**Required task:**
Pull out every line of the listing below where "piezas" appears.

**Data listing:**
>> start

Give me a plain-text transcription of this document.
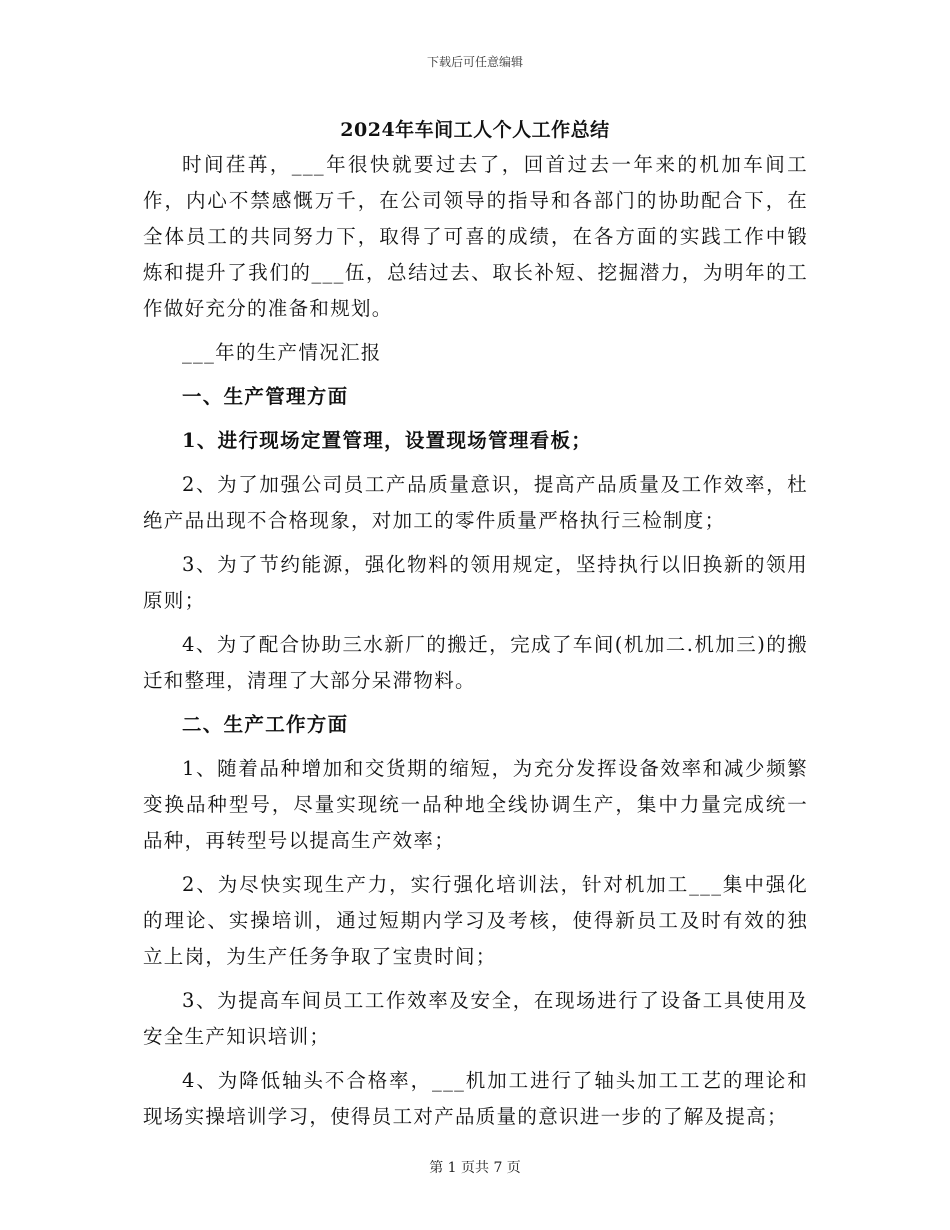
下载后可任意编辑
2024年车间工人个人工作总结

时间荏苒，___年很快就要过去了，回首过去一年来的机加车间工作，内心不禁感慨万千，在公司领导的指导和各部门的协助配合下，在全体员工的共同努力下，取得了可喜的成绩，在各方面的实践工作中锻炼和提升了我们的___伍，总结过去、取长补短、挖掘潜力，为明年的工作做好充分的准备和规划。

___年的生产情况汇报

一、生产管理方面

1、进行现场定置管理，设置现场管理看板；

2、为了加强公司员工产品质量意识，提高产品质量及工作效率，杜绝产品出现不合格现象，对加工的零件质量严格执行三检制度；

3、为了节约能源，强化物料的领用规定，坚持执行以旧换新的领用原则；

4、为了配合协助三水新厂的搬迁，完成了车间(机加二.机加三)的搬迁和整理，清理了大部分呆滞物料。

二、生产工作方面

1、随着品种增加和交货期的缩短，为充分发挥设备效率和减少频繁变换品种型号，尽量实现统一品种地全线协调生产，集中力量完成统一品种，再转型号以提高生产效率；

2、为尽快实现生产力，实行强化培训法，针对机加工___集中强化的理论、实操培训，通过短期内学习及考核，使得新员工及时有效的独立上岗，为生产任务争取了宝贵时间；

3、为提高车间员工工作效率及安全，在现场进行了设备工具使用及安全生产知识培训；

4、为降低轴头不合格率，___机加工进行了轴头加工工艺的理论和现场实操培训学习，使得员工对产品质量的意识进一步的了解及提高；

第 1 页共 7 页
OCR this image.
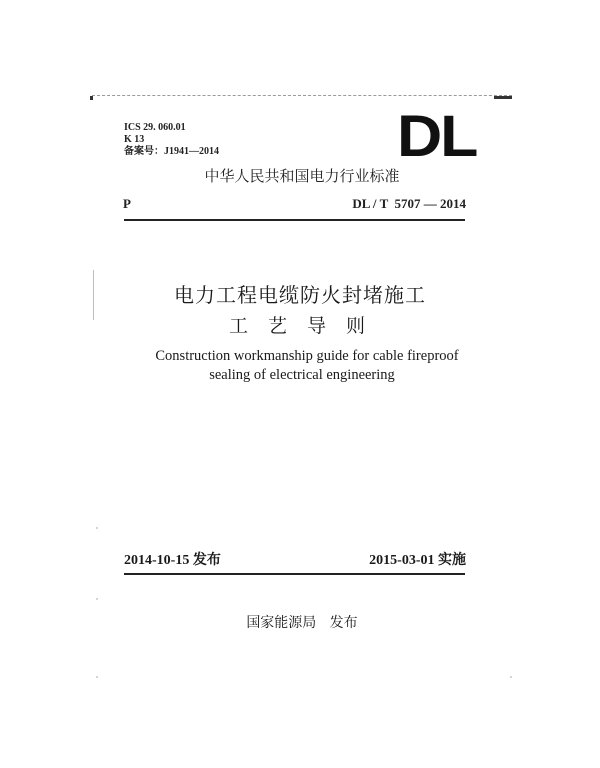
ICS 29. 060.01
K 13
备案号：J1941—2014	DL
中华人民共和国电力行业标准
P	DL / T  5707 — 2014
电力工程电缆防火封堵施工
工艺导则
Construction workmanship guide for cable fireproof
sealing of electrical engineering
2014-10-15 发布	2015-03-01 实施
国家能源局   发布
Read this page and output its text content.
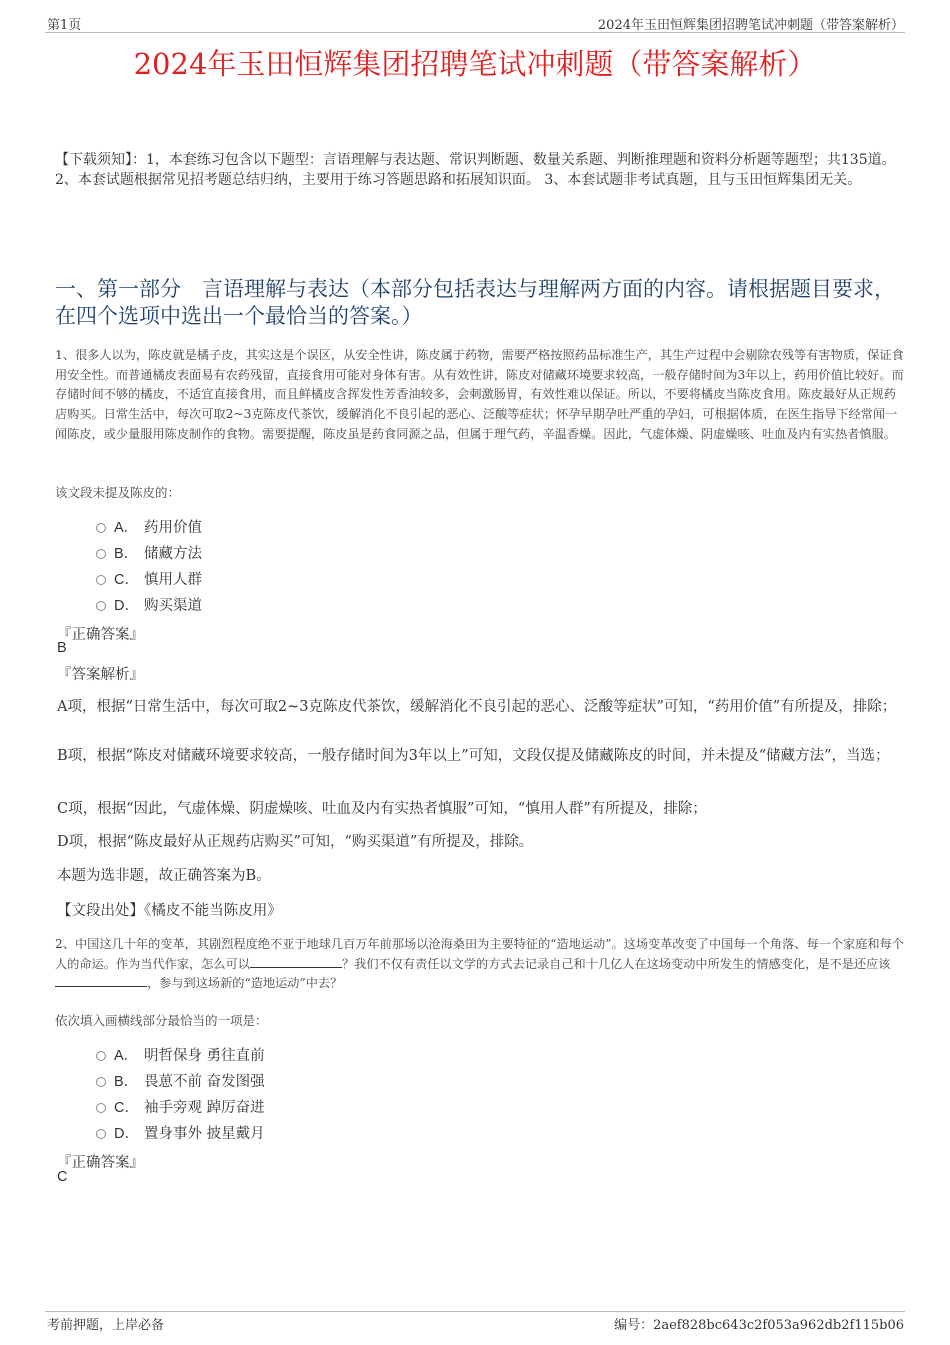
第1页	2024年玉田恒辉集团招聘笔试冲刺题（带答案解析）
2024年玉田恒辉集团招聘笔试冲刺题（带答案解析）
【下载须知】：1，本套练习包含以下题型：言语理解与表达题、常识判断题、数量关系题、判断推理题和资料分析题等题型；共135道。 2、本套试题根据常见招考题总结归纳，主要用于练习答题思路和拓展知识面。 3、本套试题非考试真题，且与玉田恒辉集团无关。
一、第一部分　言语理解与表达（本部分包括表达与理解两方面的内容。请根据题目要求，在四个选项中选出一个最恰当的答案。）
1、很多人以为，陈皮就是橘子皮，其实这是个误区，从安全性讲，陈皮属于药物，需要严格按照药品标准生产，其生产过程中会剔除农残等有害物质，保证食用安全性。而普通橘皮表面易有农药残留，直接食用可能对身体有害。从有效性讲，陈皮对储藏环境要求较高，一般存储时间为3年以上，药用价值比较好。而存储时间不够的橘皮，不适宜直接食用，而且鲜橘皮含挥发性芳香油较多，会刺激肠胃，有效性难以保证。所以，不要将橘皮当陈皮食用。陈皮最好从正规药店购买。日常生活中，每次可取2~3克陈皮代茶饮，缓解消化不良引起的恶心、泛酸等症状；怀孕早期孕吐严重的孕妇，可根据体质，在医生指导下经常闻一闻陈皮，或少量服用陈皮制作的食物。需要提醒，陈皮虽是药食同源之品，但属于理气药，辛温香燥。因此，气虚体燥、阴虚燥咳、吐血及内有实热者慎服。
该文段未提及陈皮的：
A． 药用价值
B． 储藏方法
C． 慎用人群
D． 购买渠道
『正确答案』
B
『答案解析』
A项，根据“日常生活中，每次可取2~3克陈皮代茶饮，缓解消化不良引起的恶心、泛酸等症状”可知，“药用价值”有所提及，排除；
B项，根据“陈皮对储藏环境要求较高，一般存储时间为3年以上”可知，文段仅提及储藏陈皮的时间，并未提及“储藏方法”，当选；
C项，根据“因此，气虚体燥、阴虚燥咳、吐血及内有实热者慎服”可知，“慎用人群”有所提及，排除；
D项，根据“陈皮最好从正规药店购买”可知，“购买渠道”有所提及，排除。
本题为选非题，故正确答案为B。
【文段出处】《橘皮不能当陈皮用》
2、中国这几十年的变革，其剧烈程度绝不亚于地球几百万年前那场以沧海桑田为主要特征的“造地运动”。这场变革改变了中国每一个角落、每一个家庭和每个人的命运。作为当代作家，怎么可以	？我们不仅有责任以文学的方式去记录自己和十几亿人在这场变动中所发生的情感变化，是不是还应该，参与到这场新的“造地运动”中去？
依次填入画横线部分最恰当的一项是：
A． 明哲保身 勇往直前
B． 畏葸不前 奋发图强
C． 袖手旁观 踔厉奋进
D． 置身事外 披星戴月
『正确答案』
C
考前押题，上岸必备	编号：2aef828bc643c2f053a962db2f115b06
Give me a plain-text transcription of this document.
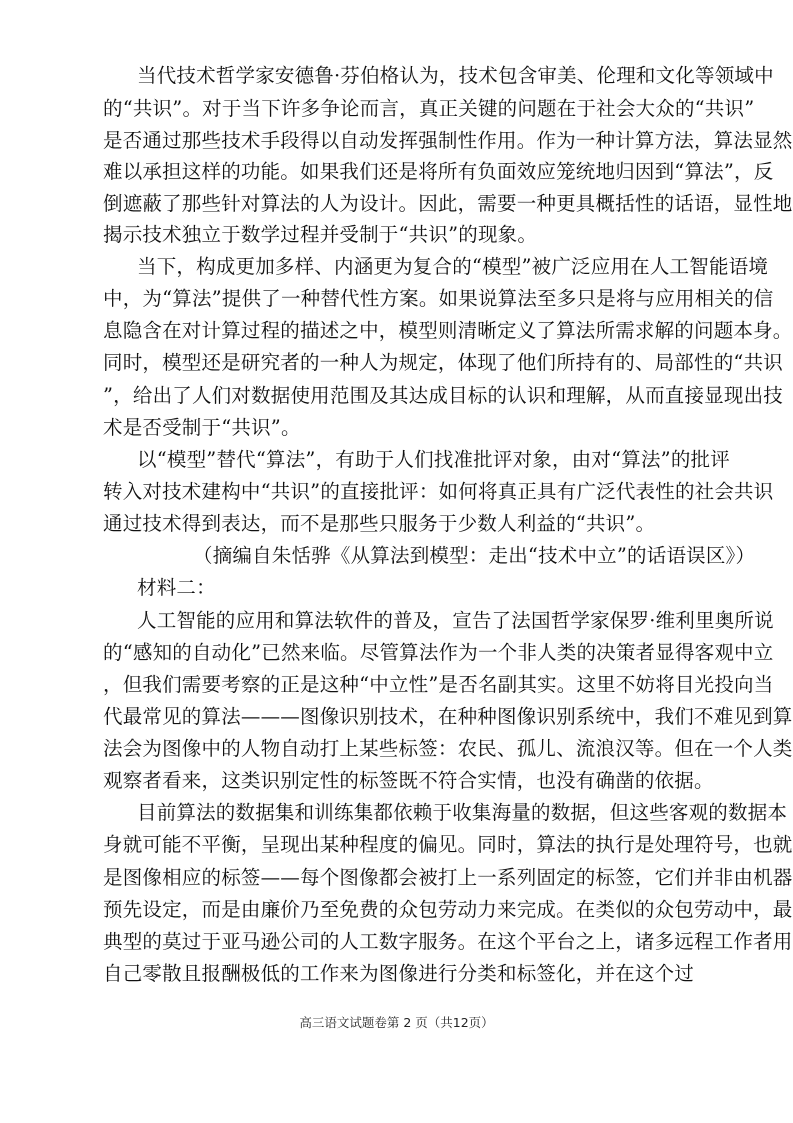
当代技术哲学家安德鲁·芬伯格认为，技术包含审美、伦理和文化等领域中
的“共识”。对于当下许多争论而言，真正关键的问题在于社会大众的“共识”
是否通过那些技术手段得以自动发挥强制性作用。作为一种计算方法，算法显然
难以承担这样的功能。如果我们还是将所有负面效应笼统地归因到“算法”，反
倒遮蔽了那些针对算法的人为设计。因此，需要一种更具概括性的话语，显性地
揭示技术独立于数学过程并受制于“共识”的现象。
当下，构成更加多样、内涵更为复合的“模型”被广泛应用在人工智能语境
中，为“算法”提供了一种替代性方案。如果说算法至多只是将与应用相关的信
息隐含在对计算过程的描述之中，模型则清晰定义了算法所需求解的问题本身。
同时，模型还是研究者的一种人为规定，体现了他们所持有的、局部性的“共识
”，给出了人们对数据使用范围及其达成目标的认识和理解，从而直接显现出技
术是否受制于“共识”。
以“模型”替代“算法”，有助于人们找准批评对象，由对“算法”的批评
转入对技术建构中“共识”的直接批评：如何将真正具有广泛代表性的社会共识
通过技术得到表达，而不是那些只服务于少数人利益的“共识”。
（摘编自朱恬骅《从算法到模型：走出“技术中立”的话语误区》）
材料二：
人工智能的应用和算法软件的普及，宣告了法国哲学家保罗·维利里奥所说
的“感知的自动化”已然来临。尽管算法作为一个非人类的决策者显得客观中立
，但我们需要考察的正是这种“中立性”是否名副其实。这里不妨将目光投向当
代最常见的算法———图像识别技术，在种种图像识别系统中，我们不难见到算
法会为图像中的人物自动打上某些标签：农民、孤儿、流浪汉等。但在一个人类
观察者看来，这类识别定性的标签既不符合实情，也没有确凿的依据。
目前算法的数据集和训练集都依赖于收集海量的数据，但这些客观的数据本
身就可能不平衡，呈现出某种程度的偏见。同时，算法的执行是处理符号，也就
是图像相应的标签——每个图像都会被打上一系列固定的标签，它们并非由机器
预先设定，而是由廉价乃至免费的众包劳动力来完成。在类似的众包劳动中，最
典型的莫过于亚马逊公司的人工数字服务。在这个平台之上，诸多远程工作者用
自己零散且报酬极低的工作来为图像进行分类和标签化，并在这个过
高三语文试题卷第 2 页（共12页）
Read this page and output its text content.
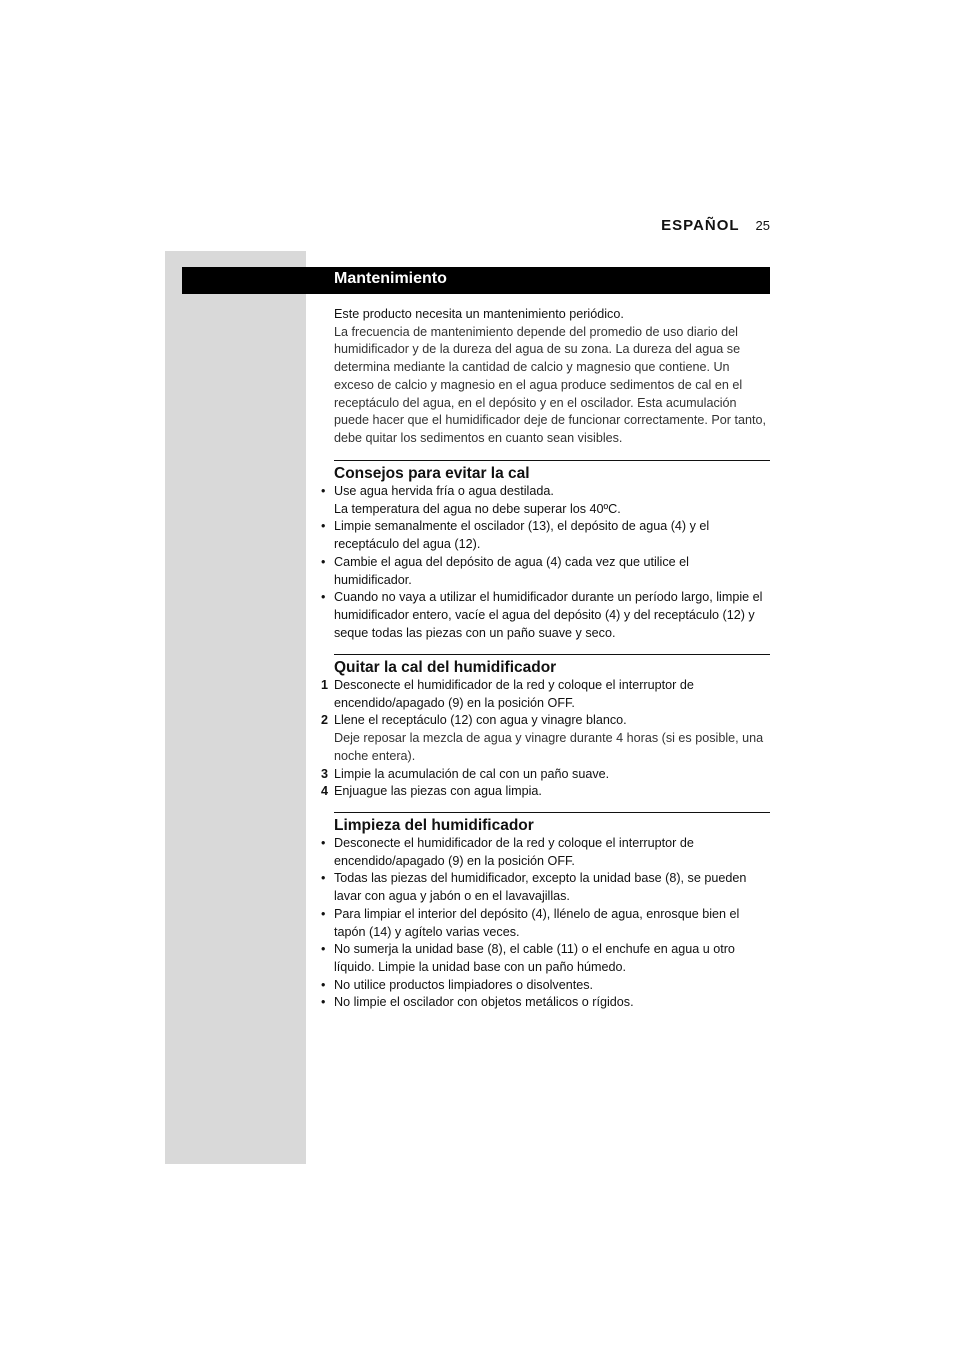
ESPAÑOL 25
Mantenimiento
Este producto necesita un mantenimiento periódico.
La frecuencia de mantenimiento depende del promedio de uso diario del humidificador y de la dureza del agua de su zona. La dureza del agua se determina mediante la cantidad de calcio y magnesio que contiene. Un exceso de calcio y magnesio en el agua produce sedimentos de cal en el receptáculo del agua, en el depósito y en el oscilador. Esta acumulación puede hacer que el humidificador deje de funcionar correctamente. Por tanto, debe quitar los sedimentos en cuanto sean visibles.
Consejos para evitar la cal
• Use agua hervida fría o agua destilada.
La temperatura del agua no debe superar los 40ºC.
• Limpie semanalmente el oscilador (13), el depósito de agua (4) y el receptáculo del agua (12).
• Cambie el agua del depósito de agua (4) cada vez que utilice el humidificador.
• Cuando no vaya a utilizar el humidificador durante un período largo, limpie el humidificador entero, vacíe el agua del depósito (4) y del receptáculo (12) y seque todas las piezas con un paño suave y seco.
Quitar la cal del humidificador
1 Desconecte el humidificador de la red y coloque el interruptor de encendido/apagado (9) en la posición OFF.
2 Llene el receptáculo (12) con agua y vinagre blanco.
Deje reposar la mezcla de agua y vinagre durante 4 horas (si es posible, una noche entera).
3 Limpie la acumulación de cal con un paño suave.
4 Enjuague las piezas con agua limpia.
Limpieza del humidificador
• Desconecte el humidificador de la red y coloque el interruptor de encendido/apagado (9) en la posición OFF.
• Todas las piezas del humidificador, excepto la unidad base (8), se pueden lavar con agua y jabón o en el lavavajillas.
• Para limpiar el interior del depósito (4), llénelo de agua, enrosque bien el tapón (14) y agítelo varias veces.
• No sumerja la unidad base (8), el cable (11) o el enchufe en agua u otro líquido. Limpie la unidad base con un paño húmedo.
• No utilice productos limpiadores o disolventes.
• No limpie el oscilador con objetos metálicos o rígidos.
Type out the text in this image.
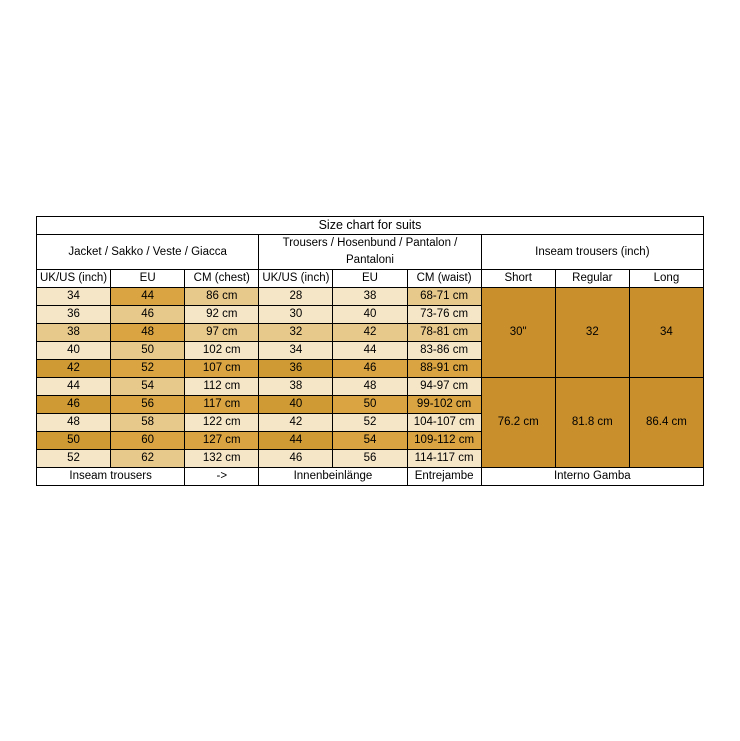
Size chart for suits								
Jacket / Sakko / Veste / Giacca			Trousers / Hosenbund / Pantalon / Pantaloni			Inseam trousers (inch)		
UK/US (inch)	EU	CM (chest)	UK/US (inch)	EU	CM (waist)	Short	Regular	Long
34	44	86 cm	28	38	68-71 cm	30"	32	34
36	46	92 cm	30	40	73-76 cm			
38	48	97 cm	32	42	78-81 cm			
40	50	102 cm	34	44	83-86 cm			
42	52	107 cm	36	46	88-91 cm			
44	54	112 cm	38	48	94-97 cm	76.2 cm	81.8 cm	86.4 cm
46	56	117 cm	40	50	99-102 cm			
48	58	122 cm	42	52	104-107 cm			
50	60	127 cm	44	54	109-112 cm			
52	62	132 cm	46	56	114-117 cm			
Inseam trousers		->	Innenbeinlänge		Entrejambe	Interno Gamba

>> end

**Solution below:**
• Cuando no vaya a utilizar el humidificador durante un período largo, limpie el humidificador entero, vacíe el agua del depósito (4) y del receptáculo (12) y seque todas las piezas con un paño suave y seco.
4 Enjuague las piezas con agua limpia.
• Todas las piezas del humidificador, excepto la unidad base (8), se pueden lavar con agua y jabón o en el lavavajillas.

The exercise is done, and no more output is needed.